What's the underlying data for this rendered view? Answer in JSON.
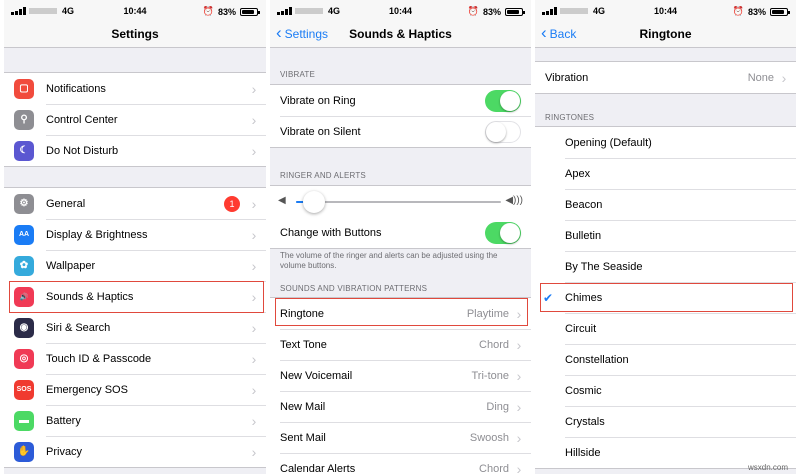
{
  "status_bars": [
    {
      "carrier": "4G",
      "time": "10:44",
      "battery": "83%"
    },
    {
      "carrier": "4G",
      "time": "10:44",
      "battery": "83%"
    },
    {
      "carrier": "4G",
      "time": "10:44",
      "battery": "83%"
    }
  ],
  "settings": {
    "title": "Settings",
    "group1": [
      {
        "label": "Notifications",
        "icon": "notifications-icon",
        "color": "#f14b3d",
        "glyph": "▢"
      },
      {
        "label": "Control Center",
        "icon": "control-center-icon",
        "color": "#8e8e93",
        "glyph": "⚲"
      },
      {
        "label": "Do Not Disturb",
        "icon": "moon-icon",
        "color": "#5b57d1",
        "glyph": "☾"
      }
    ],
    "group2": [
      {
        "label": "General",
        "icon": "gear-icon",
        "color": "#8e8e93",
        "glyph": "⚙",
        "badge": "1"
      },
      {
        "label": "Display & Brightness",
        "icon": "display-icon",
        "color": "#1a7cf5",
        "glyph": "AA"
      },
      {
        "label": "Wallpaper",
        "icon": "wallpaper-icon",
        "color": "#35aadc",
        "glyph": "✿"
      },
      {
        "label": "Sounds & Haptics",
        "icon": "speaker-icon",
        "color": "#f03a55",
        "glyph": "🔊"
      },
      {
        "label": "Siri & Search",
        "icon": "siri-icon",
        "color": "#2b2b48",
        "glyph": "◉"
      },
      {
        "label": "Touch ID & Passcode",
        "icon": "fingerprint-icon",
        "color": "#f03a55",
        "glyph": "◎"
      },
      {
        "label": "Emergency SOS",
        "icon": "sos-icon",
        "color": "#f03a30",
        "glyph": "SOS"
      },
      {
        "label": "Battery",
        "icon": "battery-icon",
        "color": "#4cd964",
        "glyph": "▬"
      },
      {
        "label": "Privacy",
        "icon": "privacy-icon",
        "color": "#2c5bd8",
        "glyph": "✋"
      }
    ]
  },
  "sounds": {
    "back_label": "Settings",
    "title": "Sounds & Haptics",
    "vibrate_header": "VIBRATE",
    "vibrate_on_ring": "Vibrate on Ring",
    "vibrate_on_silent": "Vibrate on Silent",
    "vibrate_on_ring_state": true,
    "vibrate_on_silent_state": false,
    "ringer_header": "RINGER AND ALERTS",
    "volume_level": 0.04,
    "change_with_buttons": "Change with Buttons",
    "change_with_buttons_state": true,
    "note": "The volume of the ringer and alerts can be adjusted using the volume buttons.",
    "patterns_header": "SOUNDS AND VIBRATION PATTERNS",
    "patterns": [
      {
        "label": "Ringtone",
        "value": "Playtime"
      },
      {
        "label": "Text Tone",
        "value": "Chord"
      },
      {
        "label": "New Voicemail",
        "value": "Tri-tone"
      },
      {
        "label": "New Mail",
        "value": "Ding"
      },
      {
        "label": "Sent Mail",
        "value": "Swoosh"
      },
      {
        "label": "Calendar Alerts",
        "value": "Chord"
      }
    ]
  },
  "ringtone": {
    "back_label": "Back",
    "title": "Ringtone",
    "vibration_label": "Vibration",
    "vibration_value": "None",
    "ringtones_header": "RINGTONES",
    "selected": "Chimes",
    "items": [
      "Opening (Default)",
      "Apex",
      "Beacon",
      "Bulletin",
      "By The Seaside",
      "Chimes",
      "Circuit",
      "Constellation",
      "Cosmic",
      "Crystals",
      "Hillside"
    ]
  },
  "watermark": "wsxdn.com",
  "colors": {
    "accent": "#1a7cf5",
    "toggle_on": "#4cd964",
    "highlight": "#e0493d"
  }
}
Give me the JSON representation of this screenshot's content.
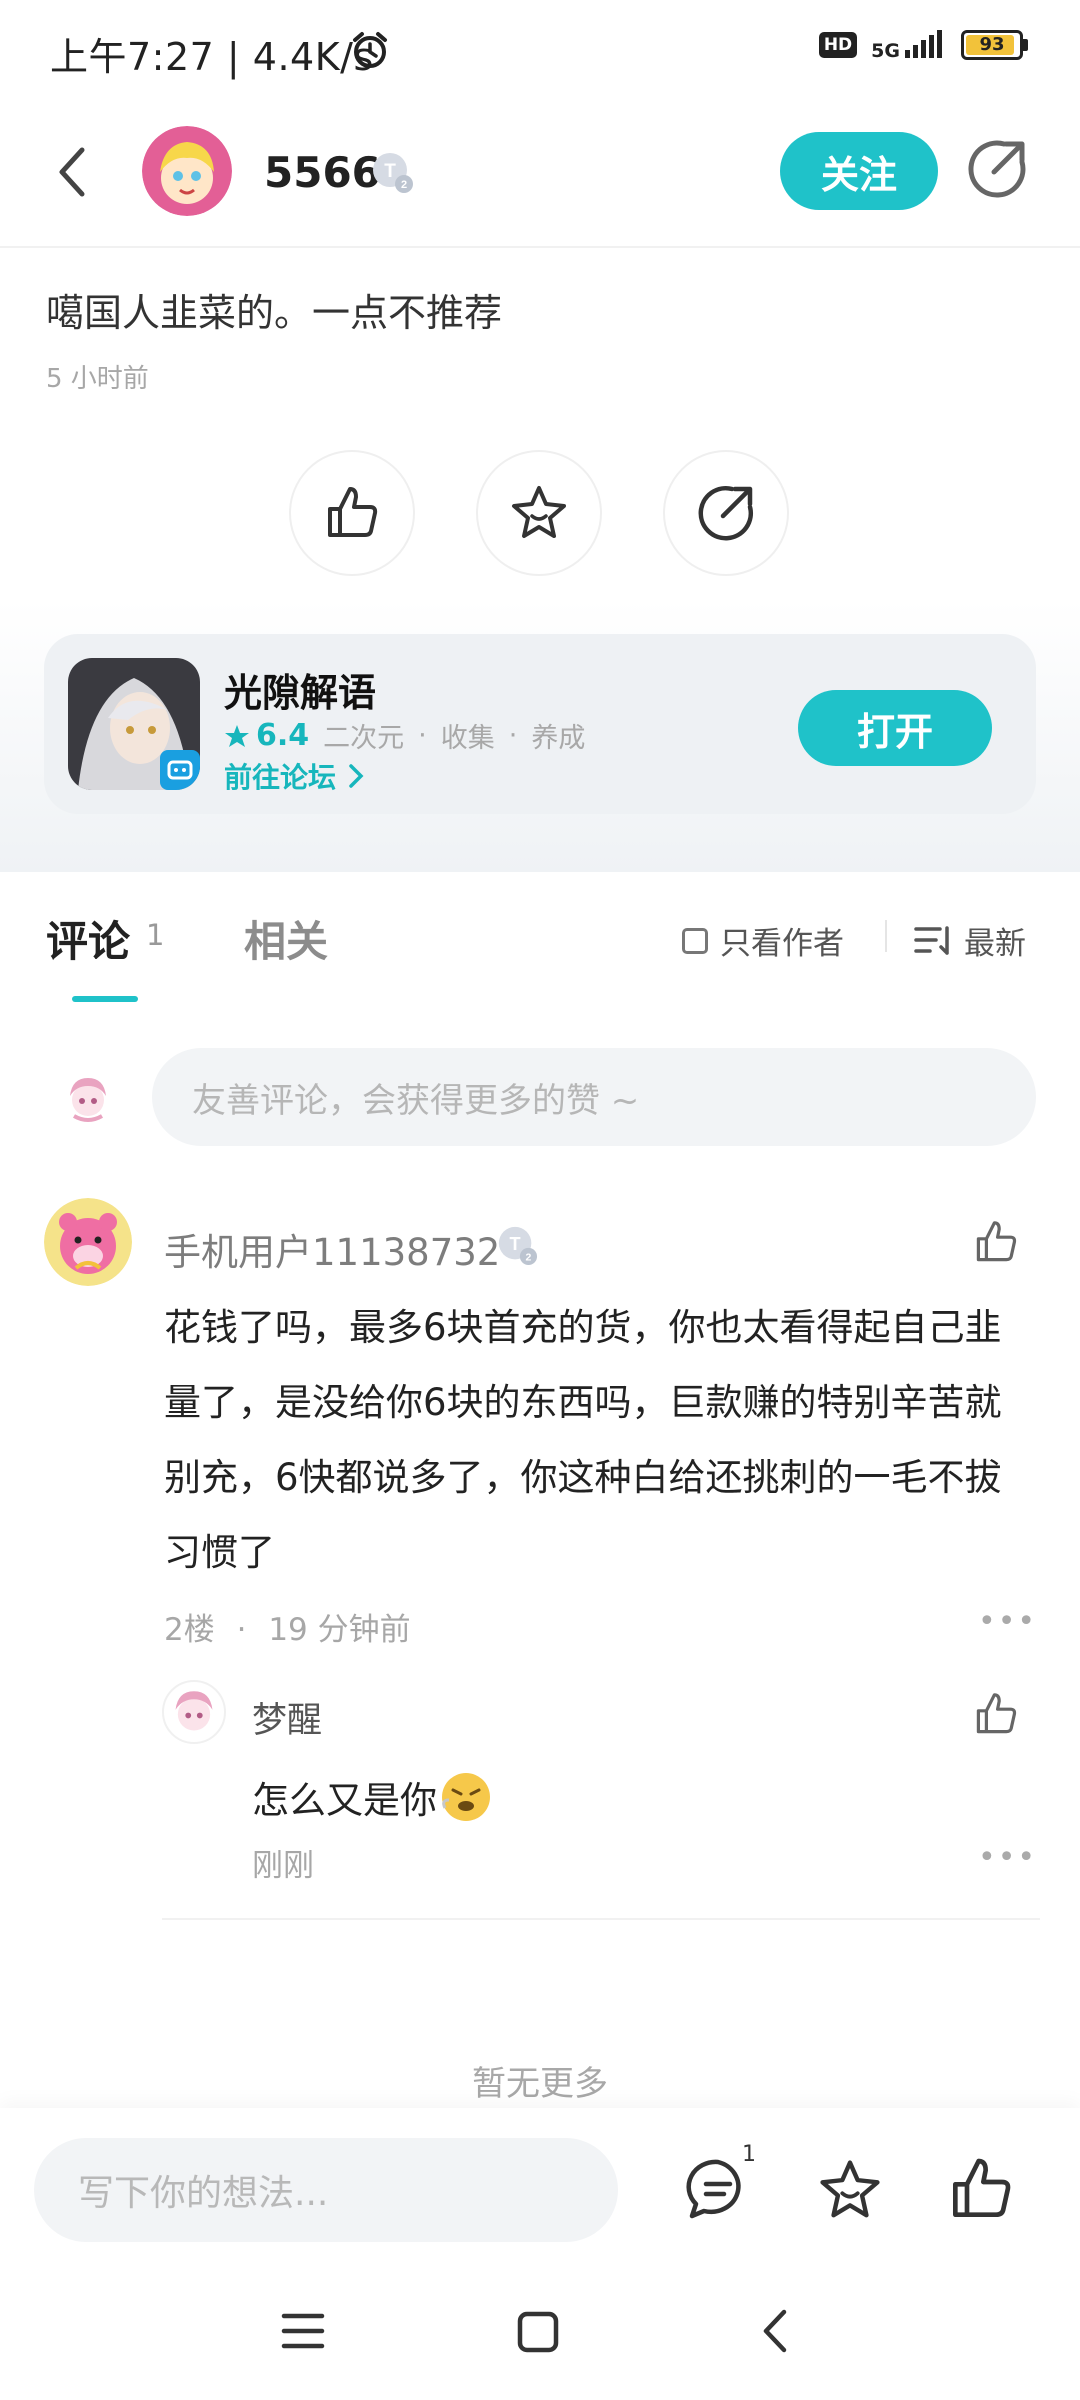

> _Prompt_
Every record above should be written out again exactly; the pictures stay out of the copy.

> _Task answer_
What's the underlying data for this rendered view? Answer in JSON.
{
  "status_bars": [
    {
      "carrier": "4G",
      "time": "10:44",
      "battery": "83%"
    },
    {
      "carrier": "4G",
      "time": "10:44",
      "battery": "83%"
    },
    {
      "carrier": "4G",
      "time": "10:44",
      "battery": "83%"
    }
  ],
  "settings": {
    "title": "Settings",
    "group1": [
      {
        "label": "Notifications",
        "icon": "notifications-icon",
        "color": "#f14b3d",
        "glyph": "▢"
      },
      {
        "label": "Control Center",
        "icon": "control-center-icon",
        "color": "#8e8e93",
        "glyph": "⚲"
      },
      {
        "label": "Do Not Disturb",
        "icon": "moon-icon",
        "color": "#5b57d1",
        "glyph": "☾"
      }
    ],
    "group2": [
      {
        "label": "General",
        "icon": "gear-icon",
        "color": "#8e8e93",
        "glyph": "⚙",
        "badge": "1"
      },
      {
        "label": "Display & Brightness",
        "icon": "display-icon",
        "color": "#1a7cf5",
        "glyph": "AA"
      },
      {
        "label": "Wallpaper",
        "icon": "wallpaper-icon",
        "color": "#35aadc",
        "glyph": "✿"
      },
      {
        "label": "Sounds & Haptics",
        "icon": "speaker-icon",
        "color": "#f03a55",
        "glyph": "🔊"
      },
      {
        "label": "Siri & Search",
        "icon": "siri-icon",
        "color": "#2b2b48",
        "glyph": "◉"
      },
      {
        "label": "Touch ID & Passcode",
        "icon": "fingerprint-icon",
        "color": "#f03a55",
        "glyph": "◎"
      },
      {
        "label": "Emergency SOS",
        "icon": "sos-icon",
        "color": "#f03a30",
        "glyph": "SOS"
      },
      {
        "label": "Battery",
        "icon": "battery-icon",
        "color": "#4cd964",
        "glyph": "▬"
      },
      {
        "label": "Privacy",
        "icon": "privacy-icon",
        "color": "#2c5bd8",
        "glyph": "✋"
      }
    ]
  },
  "sounds": {
    "back_label": "Settings",
    "title": "Sounds & Haptics",
    "vibrate_header": "VIBRATE",
    "vibrate_on_ring": "Vibrate on Ring",
    "vibrate_on_silent": "Vibrate on Silent",
    "vibrate_on_ring_state": true,
    "vibrate_on_silent_state": false,
    "ringer_header": "RINGER AND ALERTS",
    "volume_level": 0.04,
    "change_with_buttons": "Change with Buttons",
    "change_with_buttons_state": true,
    "note": "The volume of the ringer and alerts can be adjusted using the volume buttons.",
    "patterns_header": "SOUNDS AND VIBRATION PATTERNS",
    "patterns": [
      {
        "label": "Ringtone",
        "value": "Playtime"
      },
      {
        "label": "Text Tone",
        "value": "Chord"
      },
      {
        "label": "New Voicemail",
        "value": "Tri-tone"
      },
      {
        "label": "New Mail",
        "value": "Ding"
      },
      {
        "label": "Sent Mail",
        "value": "Swoosh"
      },
      {
        "label": "Calendar Alerts",
        "value": "Chord"
      }
    ]
  },
  "ringtone": {
    "back_label": "Back",
    "title": "Ringtone",
    "vibration_label": "Vibration",
    "vibration_value": "None",
    "ringtones_header": "RINGTONES",
    "selected": "Chimes",
    "items": [
      "Opening (Default)",
      "Apex",
      "Beacon",
      "Bulletin",
      "By The Seaside",
      "Chimes",
      "Circuit",
      "Constellation",
      "Cosmic",
      "Crystals",
      "Hillside"
    ]
  },
  "watermark": "wsxdn.com",
  "colors": {
    "accent": "#1a7cf5",
    "toggle_on": "#4cd964",
    "highlight": "#e0493d"
  }
}
Give me the JSON representation of this screenshot's content.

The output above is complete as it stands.